## Task to complete
Search the records for "Kran". Copy every line where it appears.

-- START Data --

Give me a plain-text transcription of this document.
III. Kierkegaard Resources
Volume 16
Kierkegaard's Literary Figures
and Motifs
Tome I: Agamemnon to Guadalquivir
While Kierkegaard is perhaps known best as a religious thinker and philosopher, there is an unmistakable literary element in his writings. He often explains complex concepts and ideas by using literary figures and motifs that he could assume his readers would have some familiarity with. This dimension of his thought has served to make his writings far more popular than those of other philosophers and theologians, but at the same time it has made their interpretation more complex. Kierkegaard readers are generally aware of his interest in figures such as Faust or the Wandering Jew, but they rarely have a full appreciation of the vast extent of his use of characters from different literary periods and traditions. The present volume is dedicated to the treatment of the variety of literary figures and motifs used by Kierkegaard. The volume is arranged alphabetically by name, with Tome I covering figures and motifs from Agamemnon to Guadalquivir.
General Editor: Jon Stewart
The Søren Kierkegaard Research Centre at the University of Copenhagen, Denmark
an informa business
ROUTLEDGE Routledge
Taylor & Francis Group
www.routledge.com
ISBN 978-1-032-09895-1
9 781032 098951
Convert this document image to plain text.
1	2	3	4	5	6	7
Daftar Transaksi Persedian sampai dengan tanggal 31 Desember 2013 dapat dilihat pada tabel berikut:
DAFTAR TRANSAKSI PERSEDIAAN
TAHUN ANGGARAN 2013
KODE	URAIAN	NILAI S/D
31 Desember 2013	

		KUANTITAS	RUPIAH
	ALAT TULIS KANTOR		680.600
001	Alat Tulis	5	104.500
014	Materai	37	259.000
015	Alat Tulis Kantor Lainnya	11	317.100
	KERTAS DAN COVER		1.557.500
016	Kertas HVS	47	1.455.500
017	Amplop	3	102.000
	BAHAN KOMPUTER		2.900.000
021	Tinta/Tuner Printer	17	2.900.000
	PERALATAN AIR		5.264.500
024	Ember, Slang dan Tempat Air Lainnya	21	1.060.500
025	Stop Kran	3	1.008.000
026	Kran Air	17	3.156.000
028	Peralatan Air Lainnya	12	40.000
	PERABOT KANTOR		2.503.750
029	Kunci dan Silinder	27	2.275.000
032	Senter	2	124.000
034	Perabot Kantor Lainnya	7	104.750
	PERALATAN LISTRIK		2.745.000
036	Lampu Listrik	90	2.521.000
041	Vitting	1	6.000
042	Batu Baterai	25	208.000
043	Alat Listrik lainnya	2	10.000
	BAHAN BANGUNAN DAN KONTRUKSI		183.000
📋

-- END Data --

## Full answer
025	Stop Kran	3	1.008.000
026	Kran Air	17	3.156.000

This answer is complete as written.